[DIRECTIONS]
All entries are to be given again verbatim.
━━ RECORDS FOR THIS EXERCISE ━━
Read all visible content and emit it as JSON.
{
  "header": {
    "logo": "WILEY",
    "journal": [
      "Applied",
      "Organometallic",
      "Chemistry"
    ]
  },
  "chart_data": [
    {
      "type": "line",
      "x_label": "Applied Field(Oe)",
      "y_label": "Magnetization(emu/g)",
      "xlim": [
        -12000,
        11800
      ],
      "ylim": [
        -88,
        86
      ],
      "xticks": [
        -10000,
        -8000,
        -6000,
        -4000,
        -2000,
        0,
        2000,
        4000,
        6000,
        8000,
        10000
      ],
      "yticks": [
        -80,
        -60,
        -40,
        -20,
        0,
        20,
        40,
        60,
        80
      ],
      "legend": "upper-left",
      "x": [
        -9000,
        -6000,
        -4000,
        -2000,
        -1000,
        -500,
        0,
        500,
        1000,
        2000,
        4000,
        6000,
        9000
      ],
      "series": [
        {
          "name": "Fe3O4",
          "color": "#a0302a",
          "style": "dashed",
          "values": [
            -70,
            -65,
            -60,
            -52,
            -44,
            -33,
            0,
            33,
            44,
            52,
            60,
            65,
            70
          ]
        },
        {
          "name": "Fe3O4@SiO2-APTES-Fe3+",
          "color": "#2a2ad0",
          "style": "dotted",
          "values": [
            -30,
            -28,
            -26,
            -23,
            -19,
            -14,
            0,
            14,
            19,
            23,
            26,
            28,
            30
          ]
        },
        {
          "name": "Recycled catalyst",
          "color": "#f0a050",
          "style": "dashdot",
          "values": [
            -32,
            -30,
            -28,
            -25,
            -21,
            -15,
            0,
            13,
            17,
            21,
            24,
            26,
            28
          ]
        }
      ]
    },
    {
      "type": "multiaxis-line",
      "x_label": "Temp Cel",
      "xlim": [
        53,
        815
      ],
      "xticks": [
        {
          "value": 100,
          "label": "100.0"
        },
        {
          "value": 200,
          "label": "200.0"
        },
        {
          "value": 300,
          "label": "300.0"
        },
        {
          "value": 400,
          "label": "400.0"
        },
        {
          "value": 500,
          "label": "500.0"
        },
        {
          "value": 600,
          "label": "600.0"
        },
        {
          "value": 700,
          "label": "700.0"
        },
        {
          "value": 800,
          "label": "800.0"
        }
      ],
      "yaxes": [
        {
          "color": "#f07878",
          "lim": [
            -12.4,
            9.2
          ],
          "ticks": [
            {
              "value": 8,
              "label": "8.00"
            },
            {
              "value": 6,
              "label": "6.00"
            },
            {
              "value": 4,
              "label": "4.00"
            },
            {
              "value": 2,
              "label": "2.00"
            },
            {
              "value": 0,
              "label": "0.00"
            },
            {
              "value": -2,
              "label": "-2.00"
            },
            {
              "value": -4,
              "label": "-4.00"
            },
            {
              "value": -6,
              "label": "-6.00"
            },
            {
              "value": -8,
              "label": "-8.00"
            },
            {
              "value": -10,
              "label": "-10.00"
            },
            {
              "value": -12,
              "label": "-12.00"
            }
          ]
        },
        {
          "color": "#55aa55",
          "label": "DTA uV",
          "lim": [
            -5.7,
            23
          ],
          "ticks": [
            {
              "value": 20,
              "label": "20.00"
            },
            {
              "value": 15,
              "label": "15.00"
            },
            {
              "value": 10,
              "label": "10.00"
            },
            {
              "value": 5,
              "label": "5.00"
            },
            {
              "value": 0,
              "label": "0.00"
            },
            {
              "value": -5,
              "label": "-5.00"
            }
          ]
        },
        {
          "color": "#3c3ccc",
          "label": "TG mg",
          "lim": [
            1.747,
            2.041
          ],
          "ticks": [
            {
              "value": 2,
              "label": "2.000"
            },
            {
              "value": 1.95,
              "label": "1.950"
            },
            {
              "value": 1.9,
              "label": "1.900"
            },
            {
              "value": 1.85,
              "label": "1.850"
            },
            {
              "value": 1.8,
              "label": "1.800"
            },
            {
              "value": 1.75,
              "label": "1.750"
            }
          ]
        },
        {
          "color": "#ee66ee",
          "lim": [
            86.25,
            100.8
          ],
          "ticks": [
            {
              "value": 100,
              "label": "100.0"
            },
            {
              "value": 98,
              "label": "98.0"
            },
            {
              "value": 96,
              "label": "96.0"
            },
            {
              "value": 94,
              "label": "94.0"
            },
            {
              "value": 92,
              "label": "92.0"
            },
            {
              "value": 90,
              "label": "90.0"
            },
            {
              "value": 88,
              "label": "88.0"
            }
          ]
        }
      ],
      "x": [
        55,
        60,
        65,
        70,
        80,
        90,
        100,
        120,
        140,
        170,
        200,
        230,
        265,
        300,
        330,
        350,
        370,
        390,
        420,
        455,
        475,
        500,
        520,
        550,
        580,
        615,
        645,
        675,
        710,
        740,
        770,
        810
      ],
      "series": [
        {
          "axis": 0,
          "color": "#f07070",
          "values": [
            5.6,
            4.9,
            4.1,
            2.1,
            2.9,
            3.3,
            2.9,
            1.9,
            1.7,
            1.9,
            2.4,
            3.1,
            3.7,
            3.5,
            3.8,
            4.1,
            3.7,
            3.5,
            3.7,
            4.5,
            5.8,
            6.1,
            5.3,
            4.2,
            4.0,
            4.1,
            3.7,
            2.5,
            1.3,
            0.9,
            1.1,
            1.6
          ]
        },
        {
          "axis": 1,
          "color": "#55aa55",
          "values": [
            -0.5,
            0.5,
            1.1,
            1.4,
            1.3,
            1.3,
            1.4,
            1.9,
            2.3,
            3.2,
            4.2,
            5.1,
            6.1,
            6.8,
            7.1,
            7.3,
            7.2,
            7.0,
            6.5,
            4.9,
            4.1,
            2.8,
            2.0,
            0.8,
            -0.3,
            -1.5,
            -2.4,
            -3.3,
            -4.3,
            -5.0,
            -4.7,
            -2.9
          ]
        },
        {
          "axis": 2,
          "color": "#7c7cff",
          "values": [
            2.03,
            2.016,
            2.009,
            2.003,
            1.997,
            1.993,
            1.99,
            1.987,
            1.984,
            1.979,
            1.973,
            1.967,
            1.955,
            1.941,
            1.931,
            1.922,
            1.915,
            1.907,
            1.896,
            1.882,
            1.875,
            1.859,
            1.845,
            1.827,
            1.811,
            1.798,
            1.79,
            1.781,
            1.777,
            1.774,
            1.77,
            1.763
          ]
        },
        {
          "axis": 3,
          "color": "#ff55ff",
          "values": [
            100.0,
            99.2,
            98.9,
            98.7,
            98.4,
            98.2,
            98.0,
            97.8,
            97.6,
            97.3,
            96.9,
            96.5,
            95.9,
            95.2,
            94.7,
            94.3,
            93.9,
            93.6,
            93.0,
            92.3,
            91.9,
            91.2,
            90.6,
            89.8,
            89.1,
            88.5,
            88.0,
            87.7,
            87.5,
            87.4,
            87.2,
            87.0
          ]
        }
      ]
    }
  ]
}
━━━
[EXPECTED ANSWER]
Read all visible content and emit it as JSON.
{
  "header": {
    "logo": "WILEY",
    "journal": [
      "Applied",
      "Organometallic",
      "Chemistry"
    ]
  },
  "chart_data": [
    {
      "type": "line",
      "x_label": "Applied Field(Oe)",
      "y_label": "Magnetization(emu/g)",
      "xlim": [
        -12000,
        11800
      ],
      "ylim": [
        -88,
        86
      ],
      "xticks": [
        -10000,
        -8000,
        -6000,
        -4000,
        -2000,
        0,
        2000,
        4000,
        6000,
        8000,
        10000
      ],
      "yticks": [
        -80,
        -60,
        -40,
        -20,
        0,
        20,
        40,
        60,
        80
      ],
      "legend": "upper-left",
      "x": [
        -9000,
        -6000,
        -4000,
        -2000,
        -1000,
        -500,
        0,
        500,
        1000,
        2000,
        4000,
        6000,
        9000
      ],
      "series": [
        {
          "name": "Fe3O4",
          "color": "#a0302a",
          "style": "dashed",
          "values": [
            -70,
            -65,
            -60,
            -52,
            -44,
            -33,
            0,
            33,
            44,
            52,
            60,
            65,
            70
          ]
        },
        {
          "name": "Fe3O4@SiO2-APTES-Fe3+",
          "color": "#2a2ad0",
          "style": "dotted",
          "values": [
            -30,
            -28,
            -26,
            -23,
            -19,
            -14,
            0,
            14,
            19,
            23,
            26,
            28,
            30
          ]
        },
        {
          "name": "Recycled catalyst",
          "color": "#f0a050",
          "style": "dashdot",
          "values": [
            -32,
            -30,
            -28,
            -25,
            -21,
            -15,
            0,
            13,
            17,
            21,
            24,
            26,
            28
          ]
        }
      ]
    },
    {
      "type": "multiaxis-line",
      "x_label": "Temp Cel",
      "xlim": [
        53,
        815
      ],
      "xticks": [
        {
          "value": 100,
          "label": "100.0"
        },
        {
          "value": 200,
          "label": "200.0"
        },
        {
          "value": 300,
          "label": "300.0"
        },
        {
          "value": 400,
          "label": "400.0"
        },
        {
          "value": 500,
          "label": "500.0"
        },
        {
          "value": 600,
          "label": "600.0"
        },
        {
          "value": 700,
          "label": "700.0"
        },
        {
          "value": 800,
          "label": "800.0"
        }
      ],
      "yaxes": [
        {
          "color": "#f07878",
          "lim": [
            -12.4,
            9.2
          ],
          "ticks": [
            {
              "value": 8,
              "label": "8.00"
            },
            {
              "value": 6,
              "label": "6.00"
            },
            {
              "value": 4,
              "label": "4.00"
            },
            {
              "value": 2,
              "label": "2.00"
            },
            {
              "value": 0,
              "label": "0.00"
            },
            {
              "value": -2,
              "label": "-2.00"
            },
            {
              "value": -4,
              "label": "-4.00"
            },
            {
              "value": -6,
              "label": "-6.00"
            },
            {
              "value": -8,
              "label": "-8.00"
            },
            {
              "value": -10,
              "label": "-10.00"
            },
            {
              "value": -12,
              "label": "-12.00"
            }
          ]
        },
        {
          "color": "#55aa55",
          "label": "DTA uV",
          "lim": [
            -5.7,
            23
          ],
          "ticks": [
            {
              "value": 20,
              "label": "20.00"
            },
            {
              "value": 15,
              "label": "15.00"
            },
            {
              "value": 10,
              "label": "10.00"
            },
            {
              "value": 5,
              "label": "5.00"
            },
            {
              "value": 0,
              "label": "0.00"
            },
            {
              "value": -5,
              "label": "-5.00"
            }
          ]
        },
        {
          "color": "#3c3ccc",
          "label": "TG mg",
          "lim": [
            1.747,
            2.041
          ],
          "ticks": [
            {
              "value": 2,
              "label": "2.000"
            },
            {
              "value": 1.95,
              "label": "1.950"
            },
            {
              "value": 1.9,
              "label": "1.900"
            },
            {
              "value": 1.85,
              "label": "1.850"
            },
            {
              "value": 1.8,
              "label": "1.800"
            },
            {
              "value": 1.75,
              "label": "1.750"
            }
          ]
        },
        {
          "color": "#ee66ee",
          "lim": [
            86.25,
            100.8
          ],
          "ticks": [
            {
              "value": 100,
              "label": "100.0"
            },
            {
              "value": 98,
              "label": "98.0"
            },
            {
              "value": 96,
              "label": "96.0"
            },
            {
              "value": 94,
              "label": "94.0"
            },
            {
              "value": 92,
              "label": "92.0"
            },
            {
              "value": 90,
              "label": "90.0"
            },
            {
              "value": 88,
              "label": "88.0"
            }
          ]
        }
      ],
      "x": [
        55,
        60,
        65,
        70,
        80,
        90,
        100,
        120,
        140,
        170,
        200,
        230,
        265,
        300,
        330,
        350,
        370,
        390,
        420,
        455,
        475,
        500,
        520,
        550,
        580,
        615,
        645,
        675,
        710,
        740,
        770,
        810
      ],
      "series": [
        {
          "axis": 0,
          "color": "#f07070",
          "values": [
            5.6,
            4.9,
            4.1,
            2.1,
            2.9,
            3.3,
            2.9,
            1.9,
            1.7,
            1.9,
            2.4,
            3.1,
            3.7,
            3.5,
            3.8,
            4.1,
            3.7,
            3.5,
            3.7,
            4.5,
            5.8,
            6.1,
            5.3,
            4.2,
            4.0,
            4.1,
            3.7,
            2.5,
            1.3,
            0.9,
            1.1,
            1.6
          ]
        },
        {
          "axis": 1,
          "color": "#55aa55",
          "values": [
            -0.5,
            0.5,
            1.1,
            1.4,
            1.3,
            1.3,
            1.4,
            1.9,
            2.3,
            3.2,
            4.2,
            5.1,
            6.1,
            6.8,
            7.1,
            7.3,
            7.2,
            7.0,
            6.5,
            4.9,
            4.1,
            2.8,
            2.0,
            0.8,
            -0.3,
            -1.5,
            -2.4,
            -3.3,
            -4.3,
            -5.0,
            -4.7,
            -2.9
          ]
        },
        {
          "axis": 2,
          "color": "#7c7cff",
          "values": [
            2.03,
            2.016,
            2.009,
            2.003,
            1.997,
            1.993,
            1.99,
            1.987,
            1.984,
            1.979,
            1.973,
            1.967,
            1.955,
            1.941,
            1.931,
            1.922,
            1.915,
            1.907,
            1.896,
            1.882,
            1.875,
            1.859,
            1.845,
            1.827,
            1.811,
            1.798,
            1.79,
            1.781,
            1.777,
            1.774,
            1.77,
            1.763
          ]
        },
        {
          "axis": 3,
          "color": "#ff55ff",
          "values": [
            100.0,
            99.2,
            98.9,
            98.7,
            98.4,
            98.2,
            98.0,
            97.8,
            97.6,
            97.3,
            96.9,
            96.5,
            95.9,
            95.2,
            94.7,
            94.3,
            93.9,
            93.6,
            93.0,
            92.3,
            91.9,
            91.2,
            90.6,
            89.8,
            89.1,
            88.5,
            88.0,
            87.7,
            87.5,
            87.4,
            87.2,
            87.0
          ]
        }
      ]
    }
  ]
}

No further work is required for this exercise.